Task item:
Every line of the records counts; transcribe each one exactly.

Record excerpts:
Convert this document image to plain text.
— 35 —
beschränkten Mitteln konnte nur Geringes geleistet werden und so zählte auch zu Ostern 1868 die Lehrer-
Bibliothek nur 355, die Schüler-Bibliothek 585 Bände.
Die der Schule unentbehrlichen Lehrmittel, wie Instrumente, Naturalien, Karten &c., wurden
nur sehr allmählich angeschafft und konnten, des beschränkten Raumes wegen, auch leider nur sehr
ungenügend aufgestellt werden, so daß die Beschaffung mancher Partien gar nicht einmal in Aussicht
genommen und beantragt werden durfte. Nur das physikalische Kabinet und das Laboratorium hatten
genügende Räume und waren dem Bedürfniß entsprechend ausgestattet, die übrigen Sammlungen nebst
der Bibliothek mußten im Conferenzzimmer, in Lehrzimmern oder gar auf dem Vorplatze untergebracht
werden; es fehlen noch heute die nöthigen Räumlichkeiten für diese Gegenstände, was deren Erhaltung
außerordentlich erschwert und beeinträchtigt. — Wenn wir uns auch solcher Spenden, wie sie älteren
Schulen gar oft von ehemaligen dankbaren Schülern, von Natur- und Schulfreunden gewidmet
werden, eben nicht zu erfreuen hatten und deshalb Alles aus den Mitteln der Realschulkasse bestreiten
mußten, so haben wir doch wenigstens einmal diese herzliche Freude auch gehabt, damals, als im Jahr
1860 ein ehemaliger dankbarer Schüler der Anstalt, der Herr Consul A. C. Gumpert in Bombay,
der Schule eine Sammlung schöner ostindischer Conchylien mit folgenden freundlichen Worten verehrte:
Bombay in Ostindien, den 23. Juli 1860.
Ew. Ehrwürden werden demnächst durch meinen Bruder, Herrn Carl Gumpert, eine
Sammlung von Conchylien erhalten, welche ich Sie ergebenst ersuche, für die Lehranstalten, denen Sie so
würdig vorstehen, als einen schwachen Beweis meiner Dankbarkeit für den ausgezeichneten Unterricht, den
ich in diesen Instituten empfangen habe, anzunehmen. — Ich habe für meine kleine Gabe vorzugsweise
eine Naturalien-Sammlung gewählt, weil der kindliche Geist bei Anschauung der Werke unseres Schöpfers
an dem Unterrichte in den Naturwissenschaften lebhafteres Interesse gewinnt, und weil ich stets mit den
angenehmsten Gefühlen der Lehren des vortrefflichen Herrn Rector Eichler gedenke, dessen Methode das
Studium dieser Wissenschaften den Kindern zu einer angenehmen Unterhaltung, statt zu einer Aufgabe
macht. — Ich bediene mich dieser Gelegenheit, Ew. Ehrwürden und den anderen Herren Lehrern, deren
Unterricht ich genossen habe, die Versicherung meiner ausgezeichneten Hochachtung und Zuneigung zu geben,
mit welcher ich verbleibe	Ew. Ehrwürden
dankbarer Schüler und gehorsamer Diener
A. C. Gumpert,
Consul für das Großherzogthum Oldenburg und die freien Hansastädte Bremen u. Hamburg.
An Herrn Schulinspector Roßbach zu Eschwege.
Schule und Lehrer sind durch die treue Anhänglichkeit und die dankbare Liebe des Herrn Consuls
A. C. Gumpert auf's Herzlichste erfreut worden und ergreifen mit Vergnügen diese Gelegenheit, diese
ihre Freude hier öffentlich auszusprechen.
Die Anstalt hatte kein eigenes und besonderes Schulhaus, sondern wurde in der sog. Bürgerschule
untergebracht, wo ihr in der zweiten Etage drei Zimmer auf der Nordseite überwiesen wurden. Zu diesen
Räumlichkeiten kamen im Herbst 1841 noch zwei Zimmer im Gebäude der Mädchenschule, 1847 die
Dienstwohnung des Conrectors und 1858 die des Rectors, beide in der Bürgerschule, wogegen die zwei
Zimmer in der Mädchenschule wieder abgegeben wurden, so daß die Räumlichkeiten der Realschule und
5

Response to the task:
Convert this document image to plain text.
— 35 —
beschränkten Mitteln konnte nur Geringes geleistet werden und so zählte auch zu Ostern 1868 die Lehrer-
Bibliothek nur 355, die Schüler-Bibliothek 585 Bände.
Die der Schule unentbehrlichen Lehrmittel, wie Instrumente, Naturalien, Karten &c., wurden
nur sehr allmählich angeschafft und konnten, des beschränkten Raumes wegen, auch leider nur sehr
ungenügend aufgestellt werden, so daß die Beschaffung mancher Partien gar nicht einmal in Aussicht
genommen und beantragt werden durfte. Nur das physikalische Kabinet und das Laboratorium hatten
genügende Räume und waren dem Bedürfniß entsprechend ausgestattet, die übrigen Sammlungen nebst
der Bibliothek mußten im Conferenzzimmer, in Lehrzimmern oder gar auf dem Vorplatze untergebracht
werden; es fehlen noch heute die nöthigen Räumlichkeiten für diese Gegenstände, was deren Erhaltung
außerordentlich erschwert und beeinträchtigt. — Wenn wir uns auch solcher Spenden, wie sie älteren
Schulen gar oft von ehemaligen dankbaren Schülern, von Natur- und Schulfreunden gewidmet
werden, eben nicht zu erfreuen hatten und deshalb Alles aus den Mitteln der Realschulkasse bestreiten
mußten, so haben wir doch wenigstens einmal diese herzliche Freude auch gehabt, damals, als im Jahr
1860 ein ehemaliger dankbarer Schüler der Anstalt, der Herr Consul A. C. Gumpert in Bombay,
der Schule eine Sammlung schöner ostindischer Conchylien mit folgenden freundlichen Worten verehrte:
Bombay in Ostindien, den 23. Juli 1860.
Ew. Ehrwürden werden demnächst durch meinen Bruder, Herrn Carl Gumpert, eine
Sammlung von Conchylien erhalten, welche ich Sie ergebenst ersuche, für die Lehranstalten, denen Sie so
würdig vorstehen, als einen schwachen Beweis meiner Dankbarkeit für den ausgezeichneten Unterricht, den
ich in diesen Instituten empfangen habe, anzunehmen. — Ich habe für meine kleine Gabe vorzugsweise
eine Naturalien-Sammlung gewählt, weil der kindliche Geist bei Anschauung der Werke unseres Schöpfers
an dem Unterrichte in den Naturwissenschaften lebhafteres Interesse gewinnt, und weil ich stets mit den
angenehmsten Gefühlen der Lehren des vortrefflichen Herrn Rector Eichler gedenke, dessen Methode das
Studium dieser Wissenschaften den Kindern zu einer angenehmen Unterhaltung, statt zu einer Aufgabe
macht. — Ich bediene mich dieser Gelegenheit, Ew. Ehrwürden und den anderen Herren Lehrern, deren
Unterricht ich genossen habe, die Versicherung meiner ausgezeichneten Hochachtung und Zuneigung zu geben,
mit welcher ich verbleibe	Ew. Ehrwürden
dankbarer Schüler und gehorsamer Diener
A. C. Gumpert,
Consul für das Großherzogthum Oldenburg und die freien Hansastädte Bremen u. Hamburg.
An Herrn Schulinspector Roßbach zu Eschwege.
Schule und Lehrer sind durch die treue Anhänglichkeit und die dankbare Liebe des Herrn Consuls
A. C. Gumpert auf's Herzlichste erfreut worden und ergreifen mit Vergnügen diese Gelegenheit, diese
ihre Freude hier öffentlich auszusprechen.
Die Anstalt hatte kein eigenes und besonderes Schulhaus, sondern wurde in der sog. Bürgerschule
untergebracht, wo ihr in der zweiten Etage drei Zimmer auf der Nordseite überwiesen wurden. Zu diesen
Räumlichkeiten kamen im Herbst 1841 noch zwei Zimmer im Gebäude der Mädchenschule, 1847 die
Dienstwohnung des Conrectors und 1858 die des Rectors, beide in der Bürgerschule, wogegen die zwei
Zimmer in der Mädchenschule wieder abgegeben wurden, so daß die Räumlichkeiten der Realschule und
5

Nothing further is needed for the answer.